## [TASK GOAL]
Can you write out each of the rows below word for word, without changing a single line?

## [RECORDS PROVIDED]
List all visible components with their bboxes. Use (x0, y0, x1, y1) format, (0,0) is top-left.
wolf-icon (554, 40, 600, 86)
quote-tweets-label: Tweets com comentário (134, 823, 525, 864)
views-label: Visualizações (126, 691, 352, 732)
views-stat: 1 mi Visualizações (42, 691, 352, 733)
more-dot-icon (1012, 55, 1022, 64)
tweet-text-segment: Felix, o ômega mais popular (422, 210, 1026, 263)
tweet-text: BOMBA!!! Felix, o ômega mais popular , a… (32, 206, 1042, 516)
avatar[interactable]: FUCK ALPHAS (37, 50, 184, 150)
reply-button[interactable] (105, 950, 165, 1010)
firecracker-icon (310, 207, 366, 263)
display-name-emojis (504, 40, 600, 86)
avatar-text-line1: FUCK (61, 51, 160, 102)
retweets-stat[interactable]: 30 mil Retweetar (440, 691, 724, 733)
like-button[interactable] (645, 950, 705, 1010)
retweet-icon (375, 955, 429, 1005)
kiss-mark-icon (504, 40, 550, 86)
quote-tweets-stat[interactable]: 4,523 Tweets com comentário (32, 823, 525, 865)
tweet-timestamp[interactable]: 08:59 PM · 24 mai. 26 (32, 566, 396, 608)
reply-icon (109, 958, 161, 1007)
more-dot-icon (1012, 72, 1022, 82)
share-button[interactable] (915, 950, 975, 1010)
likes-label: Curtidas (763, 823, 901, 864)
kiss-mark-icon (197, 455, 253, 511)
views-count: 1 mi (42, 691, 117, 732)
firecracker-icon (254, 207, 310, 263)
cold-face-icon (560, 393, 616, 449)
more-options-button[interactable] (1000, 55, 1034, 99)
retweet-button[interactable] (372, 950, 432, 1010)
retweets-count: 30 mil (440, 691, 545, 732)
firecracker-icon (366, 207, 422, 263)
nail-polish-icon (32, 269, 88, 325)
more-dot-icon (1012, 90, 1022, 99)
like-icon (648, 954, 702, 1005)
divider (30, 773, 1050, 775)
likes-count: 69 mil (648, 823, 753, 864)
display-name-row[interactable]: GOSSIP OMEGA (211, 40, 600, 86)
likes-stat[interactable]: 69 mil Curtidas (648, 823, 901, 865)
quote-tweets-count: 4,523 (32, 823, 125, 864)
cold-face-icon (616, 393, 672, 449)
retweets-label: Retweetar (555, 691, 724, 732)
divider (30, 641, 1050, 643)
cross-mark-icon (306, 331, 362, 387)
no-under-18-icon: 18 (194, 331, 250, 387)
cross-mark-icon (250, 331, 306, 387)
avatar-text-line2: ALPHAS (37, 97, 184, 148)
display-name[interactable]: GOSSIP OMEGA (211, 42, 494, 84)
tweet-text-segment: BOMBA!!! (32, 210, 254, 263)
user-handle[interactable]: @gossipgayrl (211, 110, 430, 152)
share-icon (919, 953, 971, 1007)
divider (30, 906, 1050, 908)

## [THE OUTPUT]
List all visible components with their bboxes. Use (x0, y0, x1, y1) format, (0,0) is top-left.
wolf-icon (554, 40, 600, 86)
quote-tweets-label: Tweets com comentário (134, 823, 525, 864)
views-label: Visualizações (126, 691, 352, 732)
views-stat: 1 mi Visualizações (42, 691, 352, 733)
more-dot-icon (1012, 55, 1022, 64)
tweet-text-segment: Felix, o ômega mais popular (422, 210, 1026, 263)
tweet-text: BOMBA!!! Felix, o ômega mais popular , a… (32, 206, 1042, 516)
avatar[interactable]: FUCK ALPHAS (37, 50, 184, 150)
reply-button[interactable] (105, 950, 165, 1010)
firecracker-icon (310, 207, 366, 263)
display-name-emojis (504, 40, 600, 86)
avatar-text-line1: FUCK (61, 51, 160, 102)
retweets-stat[interactable]: 30 mil Retweetar (440, 691, 724, 733)
like-button[interactable] (645, 950, 705, 1010)
retweet-icon (375, 955, 429, 1005)
kiss-mark-icon (504, 40, 550, 86)
quote-tweets-stat[interactable]: 4,523 Tweets com comentário (32, 823, 525, 865)
tweet-timestamp[interactable]: 08:59 PM · 24 mai. 26 (32, 566, 396, 608)
reply-icon (109, 958, 161, 1007)
more-dot-icon (1012, 72, 1022, 82)
share-button[interactable] (915, 950, 975, 1010)
likes-label: Curtidas (763, 823, 901, 864)
kiss-mark-icon (197, 455, 253, 511)
views-count: 1 mi (42, 691, 117, 732)
firecracker-icon (254, 207, 310, 263)
cold-face-icon (560, 393, 616, 449)
more-options-button[interactable] (1000, 55, 1034, 99)
retweet-button[interactable] (372, 950, 432, 1010)
retweets-count: 30 mil (440, 691, 545, 732)
firecracker-icon (366, 207, 422, 263)
nail-polish-icon (32, 269, 88, 325)
more-dot-icon (1012, 90, 1022, 99)
like-icon (648, 954, 702, 1005)
divider (30, 773, 1050, 775)
likes-count: 69 mil (648, 823, 753, 864)
display-name-row[interactable]: GOSSIP OMEGA (211, 40, 600, 86)
likes-stat[interactable]: 69 mil Curtidas (648, 823, 901, 865)
quote-tweets-count: 4,523 (32, 823, 125, 864)
cold-face-icon (616, 393, 672, 449)
retweets-label: Retweetar (555, 691, 724, 732)
divider (30, 641, 1050, 643)
cross-mark-icon (306, 331, 362, 387)
no-under-18-icon: 18 (194, 331, 250, 387)
cross-mark-icon (250, 331, 306, 387)
avatar-text-line2: ALPHAS (37, 97, 184, 148)
display-name[interactable]: GOSSIP OMEGA (211, 42, 494, 84)
tweet-text-segment: BOMBA!!! (32, 210, 254, 263)
user-handle[interactable]: @gossipgayrl (211, 110, 430, 152)
share-icon (919, 953, 971, 1007)
divider (30, 906, 1050, 908)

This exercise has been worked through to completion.